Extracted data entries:
* Begin *

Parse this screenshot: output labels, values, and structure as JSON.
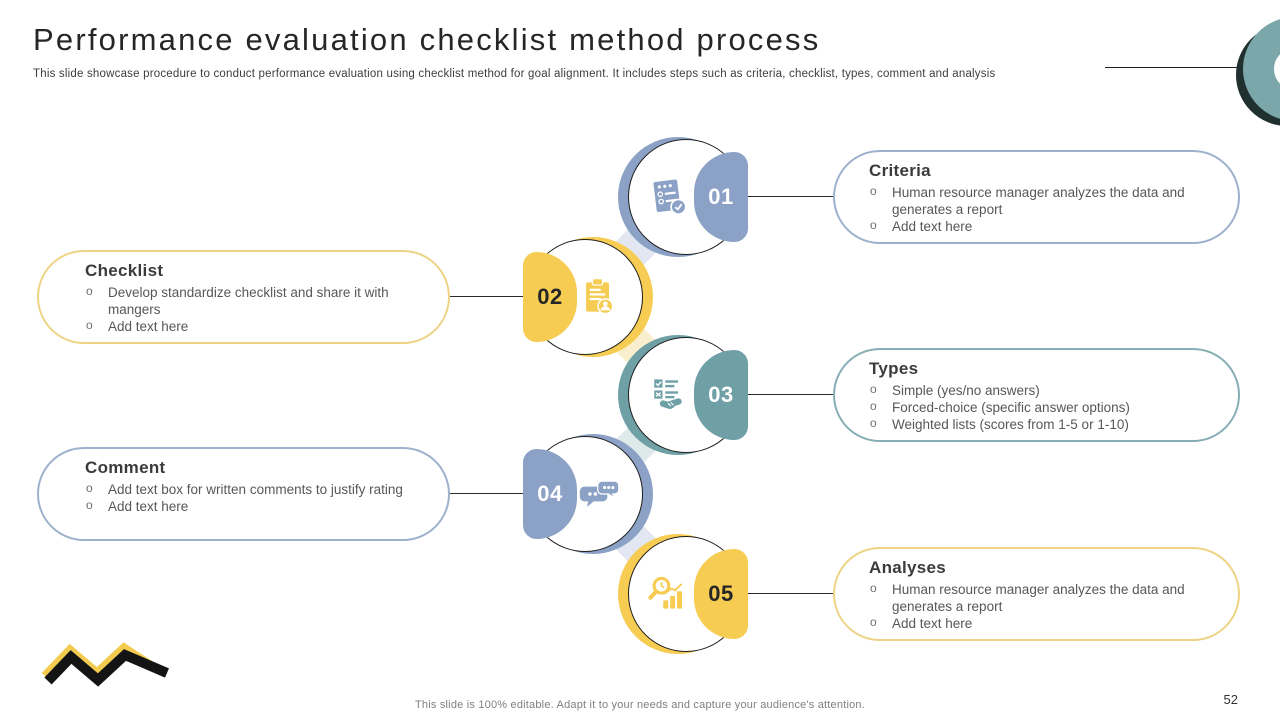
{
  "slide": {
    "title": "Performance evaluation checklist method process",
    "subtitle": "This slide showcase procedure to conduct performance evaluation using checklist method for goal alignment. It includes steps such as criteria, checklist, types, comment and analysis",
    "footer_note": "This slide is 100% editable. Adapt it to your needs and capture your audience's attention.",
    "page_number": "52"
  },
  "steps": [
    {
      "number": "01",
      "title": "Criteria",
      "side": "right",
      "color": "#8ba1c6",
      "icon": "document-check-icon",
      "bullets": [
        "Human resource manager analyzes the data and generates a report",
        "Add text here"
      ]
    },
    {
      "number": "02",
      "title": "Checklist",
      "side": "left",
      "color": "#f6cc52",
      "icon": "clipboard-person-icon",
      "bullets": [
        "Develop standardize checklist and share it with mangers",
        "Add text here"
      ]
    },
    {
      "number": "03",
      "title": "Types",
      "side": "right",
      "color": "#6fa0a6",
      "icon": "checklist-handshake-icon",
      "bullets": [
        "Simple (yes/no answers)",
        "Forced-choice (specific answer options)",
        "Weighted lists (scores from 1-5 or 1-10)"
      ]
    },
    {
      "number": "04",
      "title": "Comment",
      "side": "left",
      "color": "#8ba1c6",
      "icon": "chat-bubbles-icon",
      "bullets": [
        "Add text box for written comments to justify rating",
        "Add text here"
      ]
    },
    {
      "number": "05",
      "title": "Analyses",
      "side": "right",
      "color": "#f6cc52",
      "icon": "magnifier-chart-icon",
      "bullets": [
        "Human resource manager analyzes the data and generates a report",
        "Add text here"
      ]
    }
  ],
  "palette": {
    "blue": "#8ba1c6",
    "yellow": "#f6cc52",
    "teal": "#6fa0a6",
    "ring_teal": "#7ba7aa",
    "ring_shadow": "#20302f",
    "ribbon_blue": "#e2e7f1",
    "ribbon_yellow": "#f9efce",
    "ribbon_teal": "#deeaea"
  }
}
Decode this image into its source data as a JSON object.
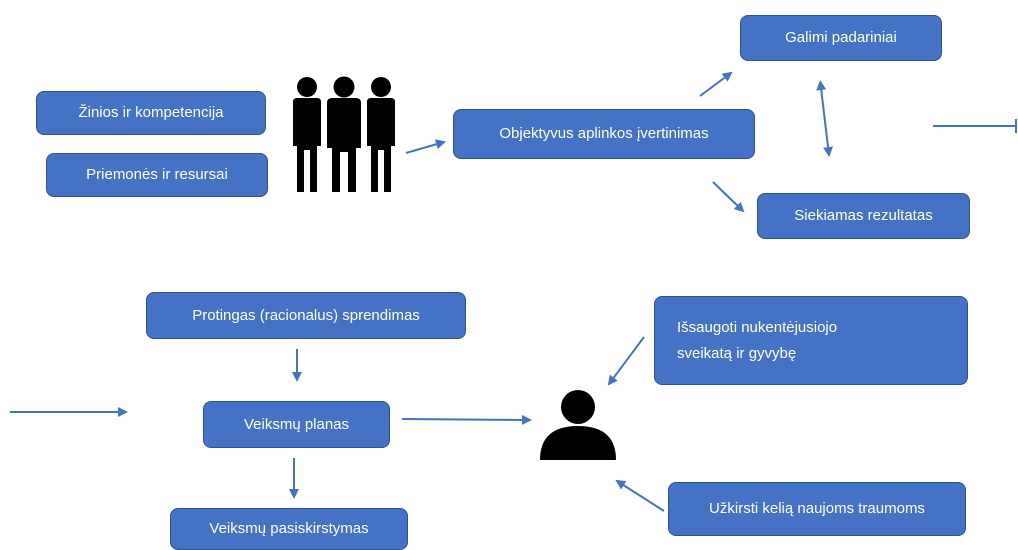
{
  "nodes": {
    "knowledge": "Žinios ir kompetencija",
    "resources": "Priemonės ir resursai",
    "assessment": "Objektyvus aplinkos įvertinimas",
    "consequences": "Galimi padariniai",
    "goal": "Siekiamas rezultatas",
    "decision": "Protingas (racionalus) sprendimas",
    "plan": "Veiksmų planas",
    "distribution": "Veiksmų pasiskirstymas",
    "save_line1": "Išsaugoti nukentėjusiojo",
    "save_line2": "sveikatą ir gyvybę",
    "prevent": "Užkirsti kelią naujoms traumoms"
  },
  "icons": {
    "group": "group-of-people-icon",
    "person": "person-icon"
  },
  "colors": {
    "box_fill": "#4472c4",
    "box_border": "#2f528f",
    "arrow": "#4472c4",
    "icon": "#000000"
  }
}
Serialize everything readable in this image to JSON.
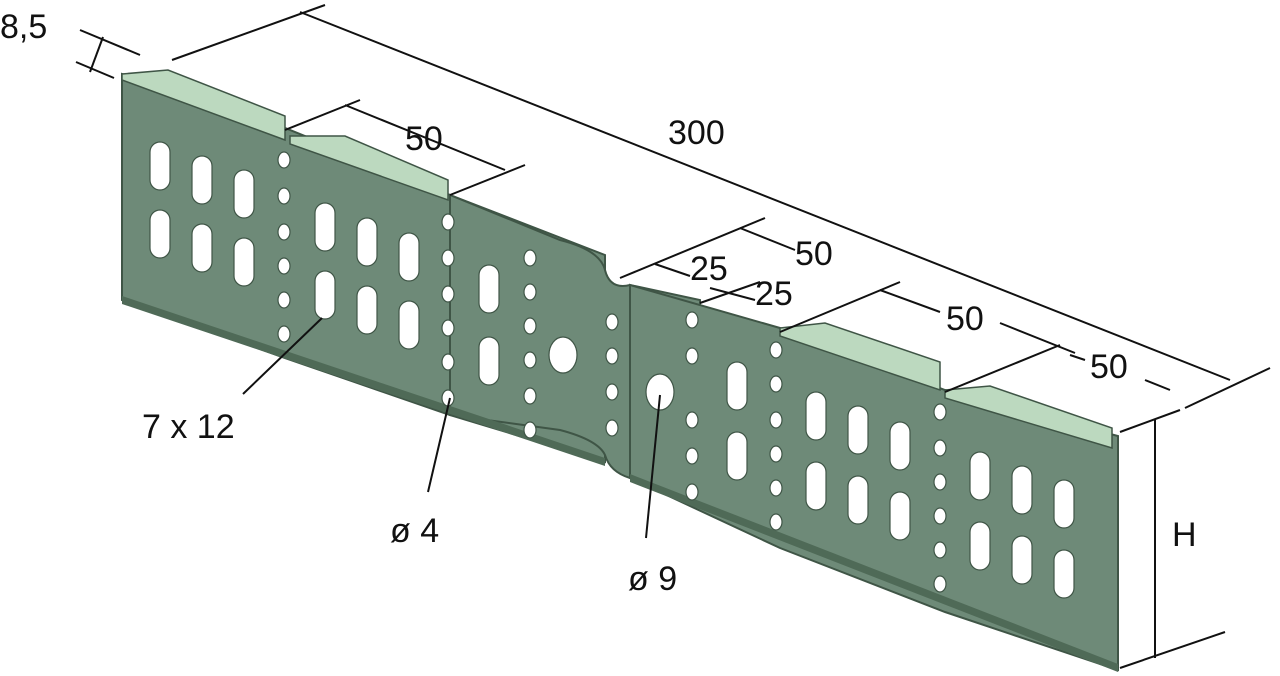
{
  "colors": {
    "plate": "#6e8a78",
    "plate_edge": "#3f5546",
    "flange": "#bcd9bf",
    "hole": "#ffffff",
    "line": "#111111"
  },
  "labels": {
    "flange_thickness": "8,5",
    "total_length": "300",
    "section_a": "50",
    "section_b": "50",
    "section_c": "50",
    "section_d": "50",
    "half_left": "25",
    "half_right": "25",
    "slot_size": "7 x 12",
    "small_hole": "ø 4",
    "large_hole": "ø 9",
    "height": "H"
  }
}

* End *

Pictures in the records above are left out; print everything else exactly as written.

**Output below**
Parse this screenshot: output labels, values, and structure as JSON.
{
  "slide": {
    "title": "Performance evaluation checklist method process",
    "subtitle": "This slide showcase procedure to conduct performance evaluation using checklist method for goal alignment. It includes steps such as criteria, checklist, types, comment and analysis",
    "footer_note": "This slide is 100% editable. Adapt it to your needs and capture your audience's attention.",
    "page_number": "52"
  },
  "steps": [
    {
      "number": "01",
      "title": "Criteria",
      "side": "right",
      "color": "#8ba1c6",
      "icon": "document-check-icon",
      "bullets": [
        "Human resource manager analyzes the data and generates a report",
        "Add text here"
      ]
    },
    {
      "number": "02",
      "title": "Checklist",
      "side": "left",
      "color": "#f6cc52",
      "icon": "clipboard-person-icon",
      "bullets": [
        "Develop standardize checklist and share it with mangers",
        "Add text here"
      ]
    },
    {
      "number": "03",
      "title": "Types",
      "side": "right",
      "color": "#6fa0a6",
      "icon": "checklist-handshake-icon",
      "bullets": [
        "Simple (yes/no answers)",
        "Forced-choice (specific answer options)",
        "Weighted lists (scores from 1-5 or 1-10)"
      ]
    },
    {
      "number": "04",
      "title": "Comment",
      "side": "left",
      "color": "#8ba1c6",
      "icon": "chat-bubbles-icon",
      "bullets": [
        "Add text box for written comments to justify rating",
        "Add text here"
      ]
    },
    {
      "number": "05",
      "title": "Analyses",
      "side": "right",
      "color": "#f6cc52",
      "icon": "magnifier-chart-icon",
      "bullets": [
        "Human resource manager analyzes the data and generates a report",
        "Add text here"
      ]
    }
  ],
  "palette": {
    "blue": "#8ba1c6",
    "yellow": "#f6cc52",
    "teal": "#6fa0a6",
    "ring_teal": "#7ba7aa",
    "ring_shadow": "#20302f",
    "ribbon_blue": "#e2e7f1",
    "ribbon_yellow": "#f9efce",
    "ribbon_teal": "#deeaea"
  }
}
Decode this image into its source data as a JSON object.
{
  "nodes": {
    "knowledge": "Žinios ir kompetencija",
    "resources": "Priemonės ir resursai",
    "assessment": "Objektyvus aplinkos įvertinimas",
    "consequences": "Galimi padariniai",
    "goal": "Siekiamas rezultatas",
    "decision": "Protingas (racionalus) sprendimas",
    "plan": "Veiksmų planas",
    "distribution": "Veiksmų pasiskirstymas",
    "save_line1": "Išsaugoti nukentėjusiojo",
    "save_line2": "sveikatą ir gyvybę",
    "prevent": "Užkirsti kelią naujoms traumoms"
  },
  "icons": {
    "group": "group-of-people-icon",
    "person": "person-icon"
  },
  "colors": {
    "box_fill": "#4472c4",
    "box_border": "#2f528f",
    "arrow": "#4472c4",
    "icon": "#000000"
  }
}
Serialize everything readable in this image to JSON.
{
  "colors": {
    "plate": "#6e8a78",
    "plate_edge": "#3f5546",
    "flange": "#bcd9bf",
    "hole": "#ffffff",
    "line": "#111111"
  },
  "labels": {
    "flange_thickness": "8,5",
    "total_length": "300",
    "section_a": "50",
    "section_b": "50",
    "section_c": "50",
    "section_d": "50",
    "half_left": "25",
    "half_right": "25",
    "slot_size": "7 x 12",
    "small_hole": "ø 4",
    "large_hole": "ø 9",
    "height": "H"
  }
}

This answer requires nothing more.